> **AUFGABE A**
Welchen Fehler, den Kunden mit Colormanagement-Halbwissen häufig in Photoshop machen, nennt der Beitrag über unprofilierte RGB-Daten?
> **AUFGABE B**
Fasse den Beitrag über unprofilierte RGB-Daten in zwei Sätzen zusammen.
> **AUFGABE C**
Schreibe die Fortsetzung des Beitrags über unprofilierte RGB-Daten im Anschluss an seinen letzten Satz.

Jan-Peter Homann schrieb:
Hallo Herr Karcher
Wenn RGB-Daten ohne Profil geliefert werden, sollte man das Profil
zuweisen, welches am wahrscheinlichsten diese Daten charakterisiert.
Dies ist eindeutig sRGB.
In Apples colorsync-users-Mailingliste geb es dazu kürzlich eine
laaange, breite, tief verzweigte Diskussion zu diesem Thema. Aufgrund
dieser Diskussion möchte ich zumindest "begründete Zweifel" an o.G.
Aussage anmelden: Ich glaube nicht daran, dass sRGB das Profil ist,
welches am wahrscheinlichsten unprofilierte Daten beschreibt. Ich glaube
noch nicht mal daran, dass mehr als 50% der als sRGB markierten Daten
durch sRGB adäquat beschrieben werden. (Un-)gesundes Habwissen gibt es
nicht nur bei Anwendern, sondern auch bei Herstellern: Der Grund, aus
dem einige Digitalkameras irgedwas von sRGB in ihren Exif-Daten
"stammeln" liegt wohl eher and der Verlegenheit, eigentlich keine
vernünftige Antwort auf die Frage "_welches_ RGB lieferst Du?" geben zu
können.
Ich denke auch, dass in Archiven, auf DAT- DLT-Bändern und Festplatten
erheblich mehr gute, aber unprofilierte RGB-Daten "schlummern", die
irgendwann an Macs (mit Gamma 1,8) bearbeitet und für gut befunden
wurden, als welche, die an sRGB-Systemen entstanden sind, aber kein
Profil enthalten.
Einer der häufisten Fehler, den ich bei Kunden mit einem gesunden
Colormanagement-Halbwissen vorfinde, ist die Einstellung ECI-RGB in den
RGB-Einstellung von Photoshop und das Öffnen von unprofilierten
RGB-Daten direkt in diesem Farbraum.
Dass "irgendwas" schiefgegangen ist, wenn sRGB und eciRGB vertauscht
werden, wird wohl auch einem einäugigen Dichromaten auf 15m Entfernung
auffallen...
Anschließend werden die orangenen Hautöne wieder
manuell aus sämtlichen
Bildern heraus retuschiert.
... daraus allerdings die "richtigen" Schlüsse zu ziehen erfordert ein
gutes Auge, Erfahrung, eine "gut sortierte Profilsammlung", ein bisschen
Fachwissen und - bei größeren/uneinheitlichen Datenmengen - *viel* Geduld.

> **DATENSATZEINTRÄGE**

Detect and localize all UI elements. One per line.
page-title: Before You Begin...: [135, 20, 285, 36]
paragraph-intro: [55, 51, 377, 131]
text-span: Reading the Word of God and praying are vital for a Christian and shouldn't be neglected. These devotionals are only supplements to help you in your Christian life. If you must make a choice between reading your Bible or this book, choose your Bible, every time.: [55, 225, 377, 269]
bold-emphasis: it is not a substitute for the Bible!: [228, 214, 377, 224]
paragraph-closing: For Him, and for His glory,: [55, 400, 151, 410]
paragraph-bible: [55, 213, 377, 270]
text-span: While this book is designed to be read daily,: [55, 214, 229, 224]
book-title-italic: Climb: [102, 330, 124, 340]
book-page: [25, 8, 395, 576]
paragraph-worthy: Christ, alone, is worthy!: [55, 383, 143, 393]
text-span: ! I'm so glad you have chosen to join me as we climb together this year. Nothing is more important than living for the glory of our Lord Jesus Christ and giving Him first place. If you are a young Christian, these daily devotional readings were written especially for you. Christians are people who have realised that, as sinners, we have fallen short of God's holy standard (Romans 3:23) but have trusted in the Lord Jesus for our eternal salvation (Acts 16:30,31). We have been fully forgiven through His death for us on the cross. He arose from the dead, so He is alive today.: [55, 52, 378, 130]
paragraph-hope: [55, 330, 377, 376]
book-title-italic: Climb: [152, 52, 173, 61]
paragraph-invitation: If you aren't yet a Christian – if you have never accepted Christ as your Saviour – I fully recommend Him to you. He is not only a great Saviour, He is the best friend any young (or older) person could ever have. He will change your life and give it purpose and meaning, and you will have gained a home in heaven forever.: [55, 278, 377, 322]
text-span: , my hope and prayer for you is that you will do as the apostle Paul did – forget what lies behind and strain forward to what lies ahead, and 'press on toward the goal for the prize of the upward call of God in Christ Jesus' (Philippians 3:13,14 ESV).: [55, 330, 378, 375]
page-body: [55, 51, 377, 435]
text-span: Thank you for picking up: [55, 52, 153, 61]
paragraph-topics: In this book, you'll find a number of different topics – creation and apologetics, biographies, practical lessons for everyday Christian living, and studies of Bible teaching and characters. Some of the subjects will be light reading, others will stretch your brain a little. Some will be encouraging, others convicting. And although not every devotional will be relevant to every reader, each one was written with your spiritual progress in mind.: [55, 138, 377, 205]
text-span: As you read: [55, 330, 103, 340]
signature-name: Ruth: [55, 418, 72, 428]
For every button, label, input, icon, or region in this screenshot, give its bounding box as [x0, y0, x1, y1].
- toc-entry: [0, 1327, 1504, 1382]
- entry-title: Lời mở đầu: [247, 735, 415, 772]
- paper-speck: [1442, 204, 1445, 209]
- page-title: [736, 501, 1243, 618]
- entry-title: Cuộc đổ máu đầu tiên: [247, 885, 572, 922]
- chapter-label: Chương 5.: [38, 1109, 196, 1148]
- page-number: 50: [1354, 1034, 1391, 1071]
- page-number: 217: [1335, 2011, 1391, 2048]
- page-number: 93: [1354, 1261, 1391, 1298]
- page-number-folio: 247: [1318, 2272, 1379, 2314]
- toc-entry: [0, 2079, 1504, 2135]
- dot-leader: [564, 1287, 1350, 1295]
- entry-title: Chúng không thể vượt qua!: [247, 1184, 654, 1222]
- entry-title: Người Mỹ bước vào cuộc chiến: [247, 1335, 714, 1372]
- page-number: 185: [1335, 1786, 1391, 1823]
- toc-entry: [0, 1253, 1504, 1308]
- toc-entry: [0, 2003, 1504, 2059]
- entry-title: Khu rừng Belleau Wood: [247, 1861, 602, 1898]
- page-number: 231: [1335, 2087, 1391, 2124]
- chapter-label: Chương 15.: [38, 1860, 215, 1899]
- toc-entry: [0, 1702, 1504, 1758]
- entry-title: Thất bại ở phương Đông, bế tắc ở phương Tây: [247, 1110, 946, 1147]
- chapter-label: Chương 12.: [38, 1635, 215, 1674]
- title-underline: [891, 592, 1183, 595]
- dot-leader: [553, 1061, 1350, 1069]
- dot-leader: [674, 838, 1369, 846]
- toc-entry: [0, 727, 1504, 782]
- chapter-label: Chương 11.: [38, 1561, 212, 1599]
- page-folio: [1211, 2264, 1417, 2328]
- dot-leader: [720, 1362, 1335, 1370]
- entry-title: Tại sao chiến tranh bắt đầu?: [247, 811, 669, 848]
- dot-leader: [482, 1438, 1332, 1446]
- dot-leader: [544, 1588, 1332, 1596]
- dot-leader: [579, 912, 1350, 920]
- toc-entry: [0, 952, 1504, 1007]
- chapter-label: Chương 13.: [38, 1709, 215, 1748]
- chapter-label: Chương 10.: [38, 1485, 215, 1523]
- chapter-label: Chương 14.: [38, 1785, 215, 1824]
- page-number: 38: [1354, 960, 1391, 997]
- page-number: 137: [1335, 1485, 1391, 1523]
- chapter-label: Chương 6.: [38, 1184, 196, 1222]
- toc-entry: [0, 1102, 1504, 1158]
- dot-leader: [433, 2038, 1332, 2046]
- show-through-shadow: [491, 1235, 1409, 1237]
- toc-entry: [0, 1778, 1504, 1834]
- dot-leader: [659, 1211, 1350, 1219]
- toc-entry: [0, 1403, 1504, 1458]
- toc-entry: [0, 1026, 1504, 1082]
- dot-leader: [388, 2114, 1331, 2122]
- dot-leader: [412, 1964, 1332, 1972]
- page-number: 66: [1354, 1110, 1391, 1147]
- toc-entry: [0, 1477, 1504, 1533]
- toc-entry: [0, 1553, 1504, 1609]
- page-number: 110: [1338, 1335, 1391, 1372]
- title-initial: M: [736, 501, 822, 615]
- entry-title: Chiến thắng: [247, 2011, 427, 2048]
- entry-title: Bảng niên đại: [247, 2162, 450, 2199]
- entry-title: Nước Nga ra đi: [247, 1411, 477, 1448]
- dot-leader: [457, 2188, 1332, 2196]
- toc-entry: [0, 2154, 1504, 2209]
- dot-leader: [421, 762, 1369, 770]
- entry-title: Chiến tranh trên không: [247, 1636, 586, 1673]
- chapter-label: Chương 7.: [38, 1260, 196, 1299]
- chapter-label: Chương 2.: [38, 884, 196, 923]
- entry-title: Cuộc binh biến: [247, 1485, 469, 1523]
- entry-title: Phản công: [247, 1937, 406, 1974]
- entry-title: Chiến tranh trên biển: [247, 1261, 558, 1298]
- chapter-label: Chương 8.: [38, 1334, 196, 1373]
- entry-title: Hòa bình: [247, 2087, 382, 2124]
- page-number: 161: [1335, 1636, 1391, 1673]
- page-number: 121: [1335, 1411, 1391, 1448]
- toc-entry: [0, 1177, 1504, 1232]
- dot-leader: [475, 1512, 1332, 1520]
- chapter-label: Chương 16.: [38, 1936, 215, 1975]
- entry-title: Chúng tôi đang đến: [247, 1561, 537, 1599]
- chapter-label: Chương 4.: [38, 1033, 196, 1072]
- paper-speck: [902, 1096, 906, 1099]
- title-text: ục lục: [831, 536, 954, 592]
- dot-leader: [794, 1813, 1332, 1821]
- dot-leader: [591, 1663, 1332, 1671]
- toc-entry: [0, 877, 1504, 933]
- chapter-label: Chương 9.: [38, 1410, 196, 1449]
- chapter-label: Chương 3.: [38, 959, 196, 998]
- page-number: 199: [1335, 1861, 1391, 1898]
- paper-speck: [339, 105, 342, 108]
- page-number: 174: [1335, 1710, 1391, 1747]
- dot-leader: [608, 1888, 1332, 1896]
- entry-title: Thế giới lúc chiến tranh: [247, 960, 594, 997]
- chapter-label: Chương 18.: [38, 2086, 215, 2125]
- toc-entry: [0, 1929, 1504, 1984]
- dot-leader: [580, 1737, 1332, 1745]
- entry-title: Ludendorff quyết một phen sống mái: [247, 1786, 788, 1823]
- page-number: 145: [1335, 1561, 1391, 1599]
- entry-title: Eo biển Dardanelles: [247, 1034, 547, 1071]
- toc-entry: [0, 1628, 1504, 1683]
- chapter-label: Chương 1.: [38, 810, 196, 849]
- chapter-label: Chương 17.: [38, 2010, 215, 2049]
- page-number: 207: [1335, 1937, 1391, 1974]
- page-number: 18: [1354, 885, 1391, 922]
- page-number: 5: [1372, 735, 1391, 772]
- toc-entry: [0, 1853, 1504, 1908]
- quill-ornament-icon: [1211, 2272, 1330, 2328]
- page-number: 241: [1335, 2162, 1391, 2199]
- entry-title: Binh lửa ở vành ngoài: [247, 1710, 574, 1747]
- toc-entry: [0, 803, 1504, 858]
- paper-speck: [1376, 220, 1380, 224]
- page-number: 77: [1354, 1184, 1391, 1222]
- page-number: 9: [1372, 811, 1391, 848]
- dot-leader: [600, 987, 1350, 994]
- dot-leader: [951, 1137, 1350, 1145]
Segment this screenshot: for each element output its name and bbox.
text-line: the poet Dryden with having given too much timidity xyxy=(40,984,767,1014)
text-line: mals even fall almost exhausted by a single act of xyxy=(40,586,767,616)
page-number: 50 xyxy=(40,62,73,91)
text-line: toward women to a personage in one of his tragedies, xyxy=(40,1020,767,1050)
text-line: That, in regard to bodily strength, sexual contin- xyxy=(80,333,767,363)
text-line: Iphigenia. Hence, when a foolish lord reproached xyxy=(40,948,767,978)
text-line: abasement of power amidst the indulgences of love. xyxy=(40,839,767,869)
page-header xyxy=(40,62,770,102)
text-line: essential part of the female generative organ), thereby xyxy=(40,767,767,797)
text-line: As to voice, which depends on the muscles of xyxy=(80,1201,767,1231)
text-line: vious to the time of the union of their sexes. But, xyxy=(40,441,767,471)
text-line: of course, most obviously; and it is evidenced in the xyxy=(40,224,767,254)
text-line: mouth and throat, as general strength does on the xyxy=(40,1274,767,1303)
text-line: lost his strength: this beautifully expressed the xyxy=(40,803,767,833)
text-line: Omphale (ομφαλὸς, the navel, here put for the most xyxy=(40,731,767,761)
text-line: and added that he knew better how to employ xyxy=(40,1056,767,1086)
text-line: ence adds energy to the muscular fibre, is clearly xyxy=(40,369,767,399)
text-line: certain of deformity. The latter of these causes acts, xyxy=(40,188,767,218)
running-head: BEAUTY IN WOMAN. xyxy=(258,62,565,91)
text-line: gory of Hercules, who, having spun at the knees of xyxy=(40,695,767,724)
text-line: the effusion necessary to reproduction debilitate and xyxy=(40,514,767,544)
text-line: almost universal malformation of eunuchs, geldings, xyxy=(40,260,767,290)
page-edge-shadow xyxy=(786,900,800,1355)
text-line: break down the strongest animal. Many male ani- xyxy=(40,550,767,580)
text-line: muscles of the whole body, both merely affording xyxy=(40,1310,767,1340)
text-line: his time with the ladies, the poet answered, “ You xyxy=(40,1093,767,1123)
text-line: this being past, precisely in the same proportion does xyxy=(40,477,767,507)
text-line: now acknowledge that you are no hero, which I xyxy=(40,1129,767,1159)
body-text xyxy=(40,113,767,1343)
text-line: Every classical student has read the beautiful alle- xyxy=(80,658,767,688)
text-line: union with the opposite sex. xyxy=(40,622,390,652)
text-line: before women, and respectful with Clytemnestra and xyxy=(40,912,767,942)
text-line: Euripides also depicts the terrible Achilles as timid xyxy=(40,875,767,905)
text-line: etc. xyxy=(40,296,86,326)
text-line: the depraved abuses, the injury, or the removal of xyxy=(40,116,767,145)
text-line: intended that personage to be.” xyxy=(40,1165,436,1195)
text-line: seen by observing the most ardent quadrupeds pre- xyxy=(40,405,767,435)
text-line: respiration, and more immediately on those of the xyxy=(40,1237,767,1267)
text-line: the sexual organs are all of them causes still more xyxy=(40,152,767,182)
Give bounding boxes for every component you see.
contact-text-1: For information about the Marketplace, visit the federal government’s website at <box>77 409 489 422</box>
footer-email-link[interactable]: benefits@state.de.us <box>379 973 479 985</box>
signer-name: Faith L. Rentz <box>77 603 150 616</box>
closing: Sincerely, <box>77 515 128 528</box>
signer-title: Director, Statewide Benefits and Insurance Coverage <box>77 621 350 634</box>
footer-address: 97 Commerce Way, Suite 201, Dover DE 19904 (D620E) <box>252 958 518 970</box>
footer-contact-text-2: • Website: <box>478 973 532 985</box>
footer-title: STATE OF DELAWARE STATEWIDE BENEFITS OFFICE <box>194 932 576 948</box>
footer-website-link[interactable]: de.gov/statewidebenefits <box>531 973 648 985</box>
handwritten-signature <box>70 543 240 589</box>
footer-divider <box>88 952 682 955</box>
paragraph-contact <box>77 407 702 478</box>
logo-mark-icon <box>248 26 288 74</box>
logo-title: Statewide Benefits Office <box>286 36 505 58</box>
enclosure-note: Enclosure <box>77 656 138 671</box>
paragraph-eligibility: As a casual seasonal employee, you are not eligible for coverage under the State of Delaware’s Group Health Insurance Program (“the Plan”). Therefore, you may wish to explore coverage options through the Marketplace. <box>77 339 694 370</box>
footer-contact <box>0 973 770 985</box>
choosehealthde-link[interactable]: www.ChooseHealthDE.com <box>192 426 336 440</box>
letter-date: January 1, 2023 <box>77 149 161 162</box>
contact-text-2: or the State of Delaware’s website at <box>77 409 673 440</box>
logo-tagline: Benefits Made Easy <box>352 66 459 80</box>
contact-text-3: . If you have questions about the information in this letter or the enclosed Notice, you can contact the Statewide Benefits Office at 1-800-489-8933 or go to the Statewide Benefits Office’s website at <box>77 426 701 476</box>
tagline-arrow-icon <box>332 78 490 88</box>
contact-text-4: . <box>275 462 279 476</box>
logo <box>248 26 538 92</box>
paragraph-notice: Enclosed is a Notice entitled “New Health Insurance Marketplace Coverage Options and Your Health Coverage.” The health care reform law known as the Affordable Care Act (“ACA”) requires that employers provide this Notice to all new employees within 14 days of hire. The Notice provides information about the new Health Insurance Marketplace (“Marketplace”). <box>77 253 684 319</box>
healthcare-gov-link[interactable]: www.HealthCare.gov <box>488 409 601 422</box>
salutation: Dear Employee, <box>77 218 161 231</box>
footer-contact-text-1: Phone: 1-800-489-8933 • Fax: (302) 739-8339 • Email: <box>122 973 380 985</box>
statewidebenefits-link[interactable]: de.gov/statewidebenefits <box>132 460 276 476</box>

> **ENDGÜLTIGE ANTWORT A**
Sie wählen ECI-RGB in den RGB-Einstellungen von Photoshop und öffnen unprofilierte RGB-Daten direkt in diesem Farbraum.

> **ENDGÜLTIGE ANTWORT B**
Der Beitrag meldet begründete Zweifel an der zitierten Aussage an, sRGB sei das Profil, das unprofilierte RGB-Daten am wahrscheinlichsten beschreibt. Er vermutet, dass in Archiven mehr unprofilierte, an Macs mit Gamma 1,8 bearbeitete RGB-Daten lagern, und nennt als häufigen Fehler, solche Daten in Photoshop direkt im ECI-RGB-Farbraum zu öffnen.

> **ENDGÜLTIGE ANTWORT C**
Um es als Dienstleister rund zu machen, sollte dieser seinen Lieferanten
Folgendes mitteilen:
"Betten Sie in RGB-Daten bitte unbedingt Profile ein. Sollten Sie Sie
RGB-Daten ohne Profil liefern, so weisen wir diesen Daten sRGB zu und
führen auf dieser Basis Farbtransformtionen durch. Anschließend
erstellen wir einen Proof, der von Ihnen frei gegeben werden muss, bevor
die Daten in den Druck gehen."
Diesen Vorschlag halte ich für _gaaanz_ wichtig!
Wobei anstelle von "sRGB" beispielsweise auch "Generic-",
"Adobe-" oder
"Apple-RGB", stehen könnte.
Für CMYK Daten empfehle ich eine andere Kommunikation mit Datenlieferanten"
"Bitte liefern Sie CMYK-Daten im ISO-Farbraum für den passenden
Papiertyp im Druck inkl. Proof mit Medienkeil und Kontrollkeil.
Sollten Sie keinen Proof liefern, dann erstellen wir gerne einen solchen
Proof für Sie, den Sie anschließend freigeben müssen.
Sollten die angelieferten CMYK-Daten Profile enthalten, so ignorieren
wir diese bei der Erstellung eines Proofs nach ISO-Vorgaben.
Sollte der ISO-Proof im Ganzen oder in einigen Abbildungen nicht ihren
Vorstellungen entsprechen, so kontaktieren Sie bitte umgehend unsere
Vorstufenabteilung, um zu klären, wie weiter vorgegangen werden kann.
Gerne überarbeiten wir ihre Daten gemäß ihren Vorstellungen"
Sollten sie explizit eine Farbkonvertierung von CMYK-Daten wünschen, so
schicken Sie uns bitte CMYK-Daten in dem von Ihnen präferierten Farbraum
inkl. einem Proof in diesem Farbraum
So haben Sie und Wir die Möglichkeit die korrekte Farbtransformation der
CMYK Daten anhand ihres Ausgangsproofs und unseres Kontraktproofs zu
kontrollieren."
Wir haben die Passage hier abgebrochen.